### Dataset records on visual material
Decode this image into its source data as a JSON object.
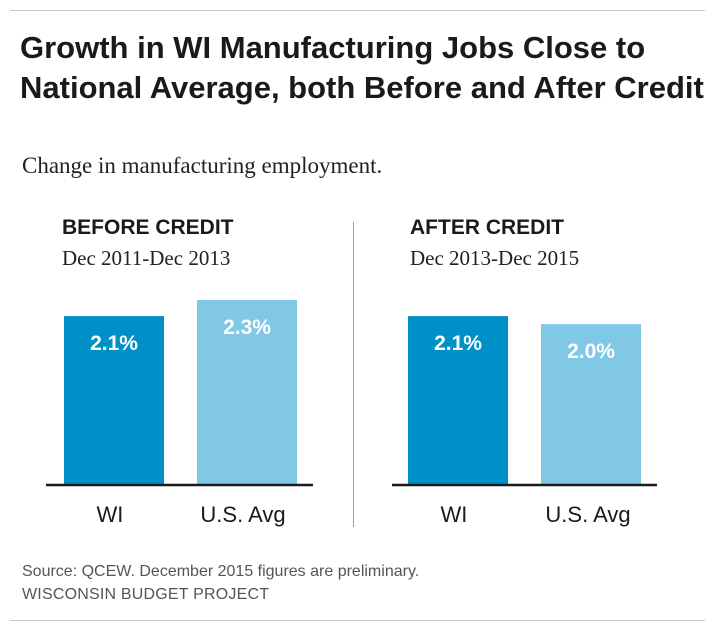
{
  "title": "Growth in WI Manufacturing Jobs Close to National Average, both Before and After Credit",
  "subtitle": "Change in manufacturing employment.",
  "source": "Source: QCEW. December 2015 figures are preliminary.",
  "organization": "WISCONSIN BUDGET PROJECT",
  "colors": {
    "wi": "#0090c8",
    "us": "#80c8e6",
    "axis": "#1a1a1a",
    "label": "#ffffff"
  },
  "chart_data": [
    {
      "type": "bar",
      "title": "BEFORE CREDIT",
      "subtitle": "Dec 2011-Dec 2013",
      "categories": [
        "WI",
        "U.S. Avg"
      ],
      "values": [
        2.1,
        2.3
      ],
      "labels": [
        "2.1%",
        "2.3%"
      ],
      "ylim": [
        0,
        2.3
      ],
      "grid": false
    },
    {
      "type": "bar",
      "title": "AFTER CREDIT",
      "subtitle": "Dec 2013-Dec 2015",
      "categories": [
        "WI",
        "U.S. Avg"
      ],
      "values": [
        2.1,
        2.0
      ],
      "labels": [
        "2.1%",
        "2.0%"
      ],
      "ylim": [
        0,
        2.3
      ],
      "grid": false
    }
  ]
}
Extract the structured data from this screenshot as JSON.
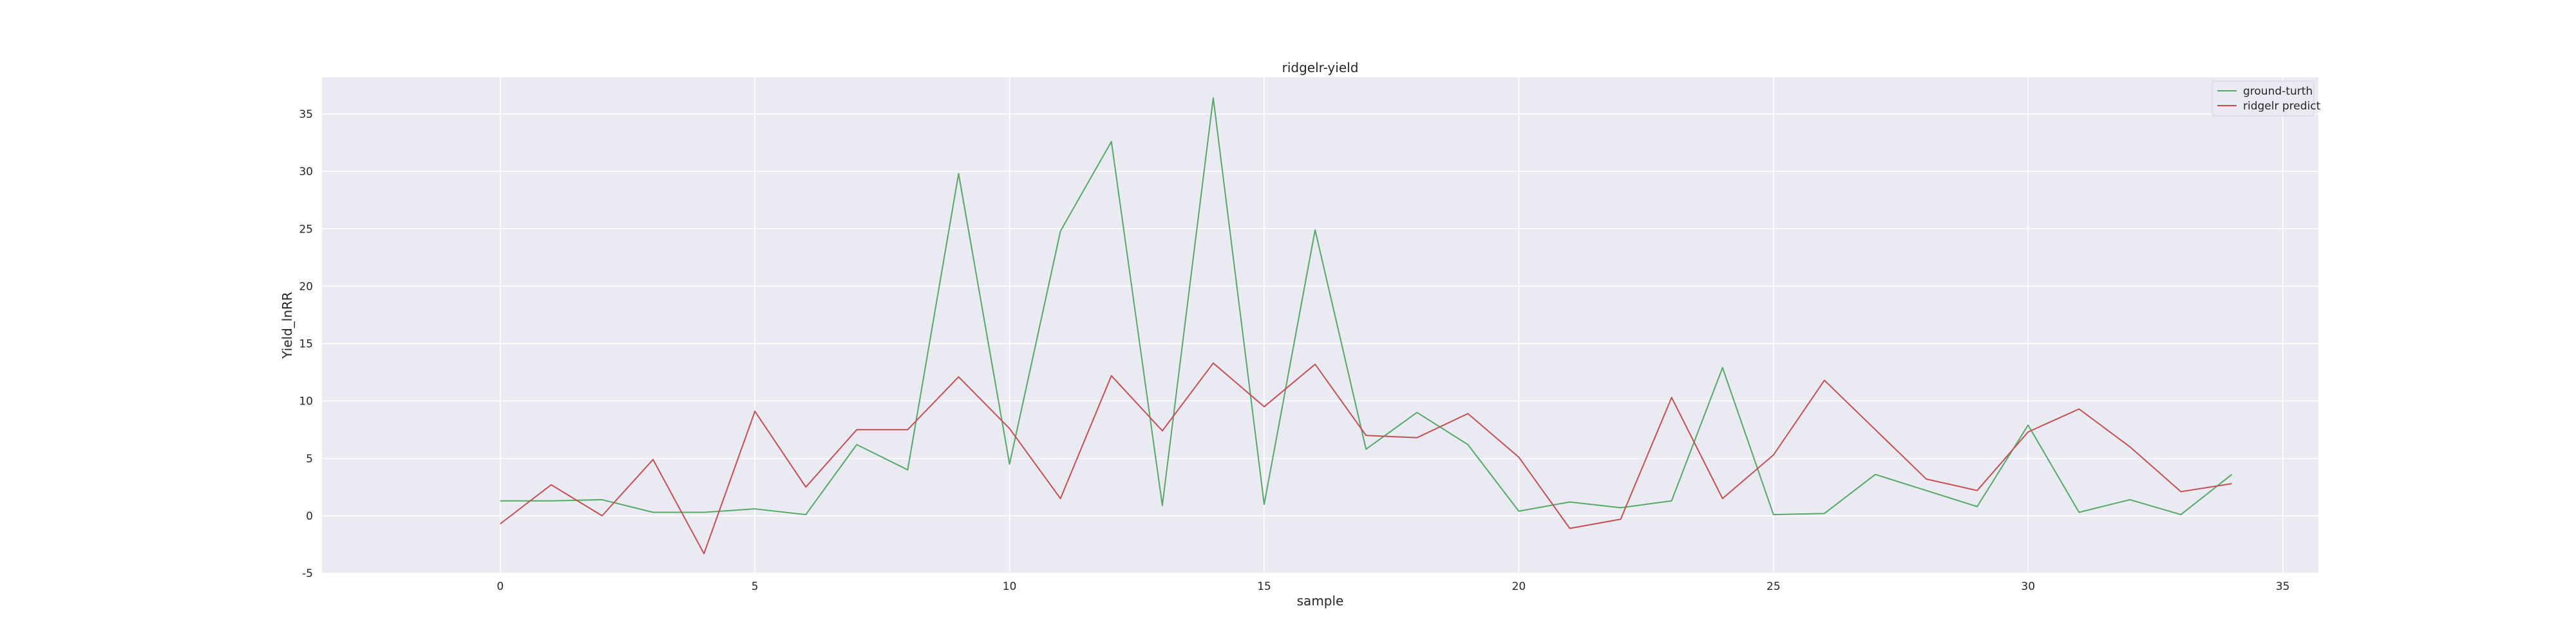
{
  "chart_data": {
    "type": "line",
    "title": "ridgelr-yield",
    "xlabel": "sample",
    "ylabel": "Yield_lnRR",
    "xlim": [
      -3.5,
      35.7
    ],
    "ylim": [
      -5,
      38.2
    ],
    "xticks": [
      0,
      5,
      10,
      15,
      20,
      25,
      30,
      35
    ],
    "yticks": [
      -5,
      0,
      5,
      10,
      15,
      20,
      25,
      30,
      35
    ],
    "grid": true,
    "legend_position": "top-right",
    "x": [
      0,
      1,
      2,
      3,
      4,
      5,
      6,
      7,
      8,
      9,
      10,
      11,
      12,
      13,
      14,
      15,
      16,
      17,
      18,
      19,
      20,
      21,
      22,
      23,
      24,
      25,
      26,
      27,
      28,
      29,
      30,
      31,
      32,
      33,
      34
    ],
    "series": [
      {
        "name": "ground-turth",
        "color": "#55a868",
        "values": [
          1.3,
          1.3,
          1.4,
          0.3,
          0.3,
          0.6,
          0.1,
          6.2,
          4.0,
          29.8,
          4.5,
          24.8,
          32.6,
          0.9,
          36.4,
          1.0,
          24.9,
          5.8,
          9.0,
          6.2,
          0.4,
          1.2,
          0.7,
          1.3,
          12.9,
          0.1,
          0.2,
          3.6,
          2.2,
          0.8,
          7.9,
          0.3,
          1.4,
          0.1,
          3.6
        ]
      },
      {
        "name": "ridgelr predict",
        "color": "#c44e52",
        "values": [
          -0.7,
          2.7,
          0.0,
          4.9,
          -3.3,
          9.1,
          2.5,
          7.5,
          7.5,
          12.1,
          7.6,
          1.5,
          12.2,
          7.4,
          13.3,
          9.5,
          13.2,
          7.0,
          6.8,
          8.9,
          5.1,
          -1.1,
          -0.3,
          10.3,
          1.5,
          5.3,
          11.8,
          7.5,
          3.2,
          2.2,
          7.3,
          9.3,
          6.0,
          2.1,
          2.8
        ]
      }
    ]
  }
}
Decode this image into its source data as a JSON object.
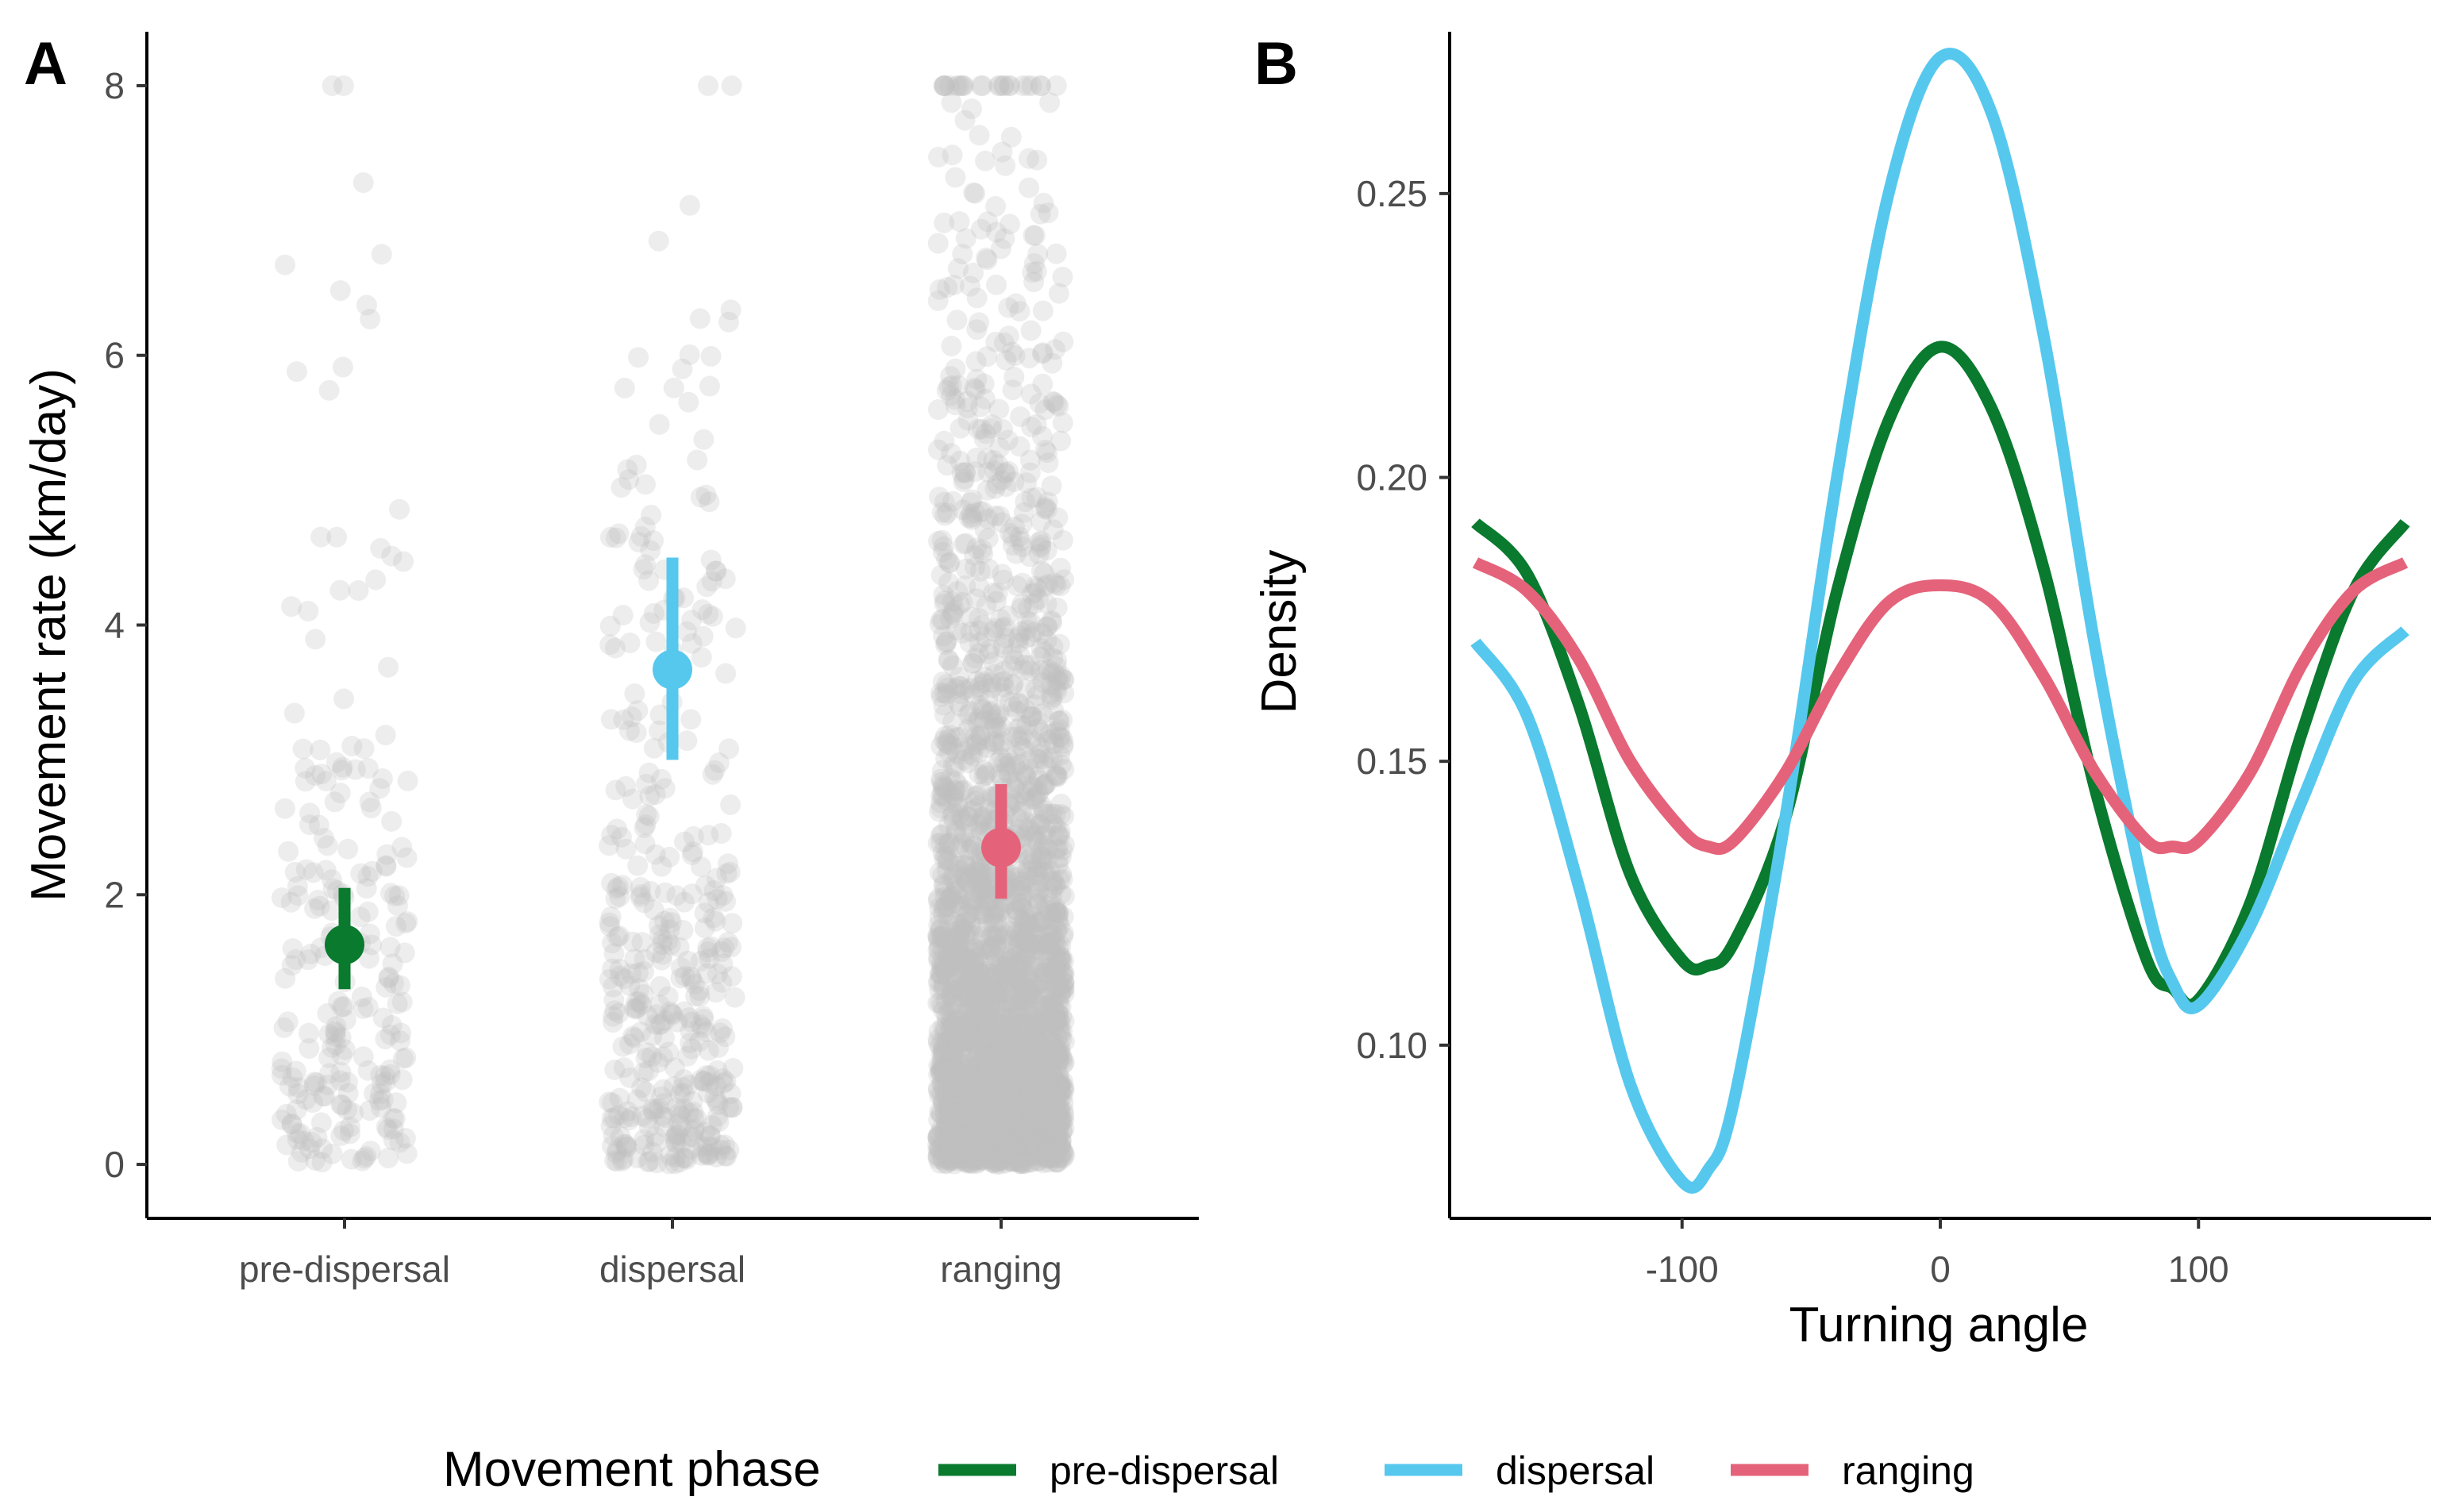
{
  "chart_data": [
    {
      "panel": "A",
      "type": "scatter",
      "xlabel": "",
      "ylabel": "Movement rate (km/day)",
      "categories": [
        "pre-dispersal",
        "dispersal",
        "ranging"
      ],
      "ylim": [
        -0.4,
        8.4
      ],
      "yticks": [
        0,
        2,
        4,
        6,
        8
      ],
      "jitter_point_counts": [
        230,
        400,
        2600
      ],
      "jitter_point_color": "#bebebe",
      "summary": [
        {
          "category": "pre-dispersal",
          "mean": 1.63,
          "lower": 1.3,
          "upper": 2.05,
          "color": "#097a2e"
        },
        {
          "category": "dispersal",
          "mean": 3.67,
          "lower": 3.0,
          "upper": 4.5,
          "color": "#56c8ee"
        },
        {
          "category": "ranging",
          "mean": 2.35,
          "lower": 1.97,
          "upper": 2.82,
          "color": "#e5637a"
        }
      ]
    },
    {
      "panel": "B",
      "type": "line",
      "xlabel": "Turning angle",
      "ylabel": "Density",
      "xlim": [
        -190,
        190
      ],
      "ylim": [
        0.0695,
        0.2785
      ],
      "xticks": [
        -100,
        0,
        100
      ],
      "xtick_labels": [
        "-100",
        "0",
        "100"
      ],
      "yticks": [
        0.1,
        0.15,
        0.2,
        0.25
      ],
      "ytick_labels": [
        "0.10",
        "0.15",
        "0.20",
        "0.25"
      ],
      "x": [
        -180,
        -160,
        -140,
        -120,
        -100,
        -90,
        -80,
        -60,
        -40,
        -20,
        0,
        20,
        40,
        60,
        80,
        90,
        100,
        120,
        140,
        160,
        180
      ],
      "series": [
        {
          "name": "pre-dispersal",
          "color": "#097a2e",
          "values": [
            0.192,
            0.183,
            0.16,
            0.13,
            0.115,
            0.114,
            0.118,
            0.14,
            0.18,
            0.21,
            0.223,
            0.212,
            0.184,
            0.145,
            0.115,
            0.11,
            0.108,
            0.125,
            0.155,
            0.18,
            0.192
          ]
        },
        {
          "name": "dispersal",
          "color": "#56c8ee",
          "values": [
            0.171,
            0.158,
            0.128,
            0.093,
            0.076,
            0.078,
            0.09,
            0.14,
            0.2,
            0.25,
            0.274,
            0.264,
            0.225,
            0.17,
            0.125,
            0.111,
            0.107,
            0.121,
            0.143,
            0.164,
            0.173
          ]
        },
        {
          "name": "ranging",
          "color": "#e5637a",
          "values": [
            0.185,
            0.18,
            0.168,
            0.15,
            0.138,
            0.135,
            0.136,
            0.148,
            0.165,
            0.178,
            0.181,
            0.178,
            0.165,
            0.148,
            0.136,
            0.135,
            0.136,
            0.148,
            0.167,
            0.18,
            0.185
          ]
        }
      ]
    }
  ],
  "panels": {
    "a": {
      "tag": "A"
    },
    "b": {
      "tag": "B"
    }
  },
  "legend": {
    "title": "Movement phase",
    "items": [
      {
        "label": "pre-dispersal",
        "color": "#097a2e"
      },
      {
        "label": "dispersal",
        "color": "#56c8ee"
      },
      {
        "label": "ranging",
        "color": "#e5637a"
      }
    ]
  }
}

### REQUIRED TASK
Make an exact copy of every record, pictures excluded.

### THE COMPLETED TASK
Decode this image into its source data as a JSON object.
{
  "title": "Growth in WI Manufacturing Jobs Close to National Average, both Before and After Credit",
  "subtitle": "Change in manufacturing employment.",
  "source": "Source: QCEW. December 2015 figures are preliminary.",
  "organization": "WISCONSIN BUDGET PROJECT",
  "colors": {
    "wi": "#0090c8",
    "us": "#80c8e6",
    "axis": "#1a1a1a",
    "label": "#ffffff"
  },
  "chart_data": [
    {
      "type": "bar",
      "title": "BEFORE CREDIT",
      "subtitle": "Dec 2011-Dec 2013",
      "categories": [
        "WI",
        "U.S. Avg"
      ],
      "values": [
        2.1,
        2.3
      ],
      "labels": [
        "2.1%",
        "2.3%"
      ],
      "ylim": [
        0,
        2.3
      ],
      "grid": false
    },
    {
      "type": "bar",
      "title": "AFTER CREDIT",
      "subtitle": "Dec 2013-Dec 2015",
      "categories": [
        "WI",
        "U.S. Avg"
      ],
      "values": [
        2.1,
        2.0
      ],
      "labels": [
        "2.1%",
        "2.0%"
      ],
      "ylim": [
        0,
        2.3
      ],
      "grid": false
    }
  ]
}
Extract the structured data from this screenshot as JSON.
{
  "chart_data": {
    "type": "line",
    "title": "ridgelr-yield",
    "xlabel": "sample",
    "ylabel": "Yield_lnRR",
    "xlim": [
      -3.5,
      35.7
    ],
    "ylim": [
      -5,
      38.2
    ],
    "xticks": [
      0,
      5,
      10,
      15,
      20,
      25,
      30,
      35
    ],
    "yticks": [
      -5,
      0,
      5,
      10,
      15,
      20,
      25,
      30,
      35
    ],
    "grid": true,
    "legend_position": "top-right",
    "x": [
      0,
      1,
      2,
      3,
      4,
      5,
      6,
      7,
      8,
      9,
      10,
      11,
      12,
      13,
      14,
      15,
      16,
      17,
      18,
      19,
      20,
      21,
      22,
      23,
      24,
      25,
      26,
      27,
      28,
      29,
      30,
      31,
      32,
      33,
      34
    ],
    "series": [
      {
        "name": "ground-turth",
        "color": "#55a868",
        "values": [
          1.3,
          1.3,
          1.4,
          0.3,
          0.3,
          0.6,
          0.1,
          6.2,
          4.0,
          29.8,
          4.5,
          24.8,
          32.6,
          0.9,
          36.4,
          1.0,
          24.9,
          5.8,
          9.0,
          6.2,
          0.4,
          1.2,
          0.7,
          1.3,
          12.9,
          0.1,
          0.2,
          3.6,
          2.2,
          0.8,
          7.9,
          0.3,
          1.4,
          0.1,
          3.6
        ]
      },
      {
        "name": "ridgelr predict",
        "color": "#c44e52",
        "values": [
          -0.7,
          2.7,
          0.0,
          4.9,
          -3.3,
          9.1,
          2.5,
          7.5,
          7.5,
          12.1,
          7.6,
          1.5,
          12.2,
          7.4,
          13.3,
          9.5,
          13.2,
          7.0,
          6.8,
          8.9,
          5.1,
          -1.1,
          -0.3,
          10.3,
          1.5,
          5.3,
          11.8,
          7.5,
          3.2,
          2.2,
          7.3,
          9.3,
          6.0,
          2.1,
          2.8
        ]
      }
    ]
  }
}
Decode this image into its source data as a JSON object.
{
  "chart_data": [
    {
      "panel": "A",
      "type": "scatter",
      "xlabel": "",
      "ylabel": "Movement rate (km/day)",
      "categories": [
        "pre-dispersal",
        "dispersal",
        "ranging"
      ],
      "ylim": [
        -0.4,
        8.4
      ],
      "yticks": [
        0,
        2,
        4,
        6,
        8
      ],
      "jitter_point_counts": [
        230,
        400,
        2600
      ],
      "jitter_point_color": "#bebebe",
      "summary": [
        {
          "category": "pre-dispersal",
          "mean": 1.63,
          "lower": 1.3,
          "upper": 2.05,
          "color": "#097a2e"
        },
        {
          "category": "dispersal",
          "mean": 3.67,
          "lower": 3.0,
          "upper": 4.5,
          "color": "#56c8ee"
        },
        {
          "category": "ranging",
          "mean": 2.35,
          "lower": 1.97,
          "upper": 2.82,
          "color": "#e5637a"
        }
      ]
    },
    {
      "panel": "B",
      "type": "line",
      "xlabel": "Turning angle",
      "ylabel": "Density",
      "xlim": [
        -190,
        190
      ],
      "ylim": [
        0.0695,
        0.2785
      ],
      "xticks": [
        -100,
        0,
        100
      ],
      "xtick_labels": [
        "-100",
        "0",
        "100"
      ],
      "yticks": [
        0.1,
        0.15,
        0.2,
        0.25
      ],
      "ytick_labels": [
        "0.10",
        "0.15",
        "0.20",
        "0.25"
      ],
      "x": [
        -180,
        -160,
        -140,
        -120,
        -100,
        -90,
        -80,
        -60,
        -40,
        -20,
        0,
        20,
        40,
        60,
        80,
        90,
        100,
        120,
        140,
        160,
        180
      ],
      "series": [
        {
          "name": "pre-dispersal",
          "color": "#097a2e",
          "values": [
            0.192,
            0.183,
            0.16,
            0.13,
            0.115,
            0.114,
            0.118,
            0.14,
            0.18,
            0.21,
            0.223,
            0.212,
            0.184,
            0.145,
            0.115,
            0.11,
            0.108,
            0.125,
            0.155,
            0.18,
            0.192
          ]
        },
        {
          "name": "dispersal",
          "color": "#56c8ee",
          "values": [
            0.171,
            0.158,
            0.128,
            0.093,
            0.076,
            0.078,
            0.09,
            0.14,
            0.2,
            0.25,
            0.274,
            0.264,
            0.225,
            0.17,
            0.125,
            0.111,
            0.107,
            0.121,
            0.143,
            0.164,
            0.173
          ]
        },
        {
          "name": "ranging",
          "color": "#e5637a",
          "values": [
            0.185,
            0.18,
            0.168,
            0.15,
            0.138,
            0.135,
            0.136,
            0.148,
            0.165,
            0.178,
            0.181,
            0.178,
            0.165,
            0.148,
            0.136,
            0.135,
            0.136,
            0.148,
            0.167,
            0.18,
            0.185
          ]
        }
      ]
    }
  ],
  "panels": {
    "a": {
      "tag": "A"
    },
    "b": {
      "tag": "B"
    }
  },
  "legend": {
    "title": "Movement phase",
    "items": [
      {
        "label": "pre-dispersal",
        "color": "#097a2e"
      },
      {
        "label": "dispersal",
        "color": "#56c8ee"
      },
      {
        "label": "ranging",
        "color": "#e5637a"
      }
    ]
  }
}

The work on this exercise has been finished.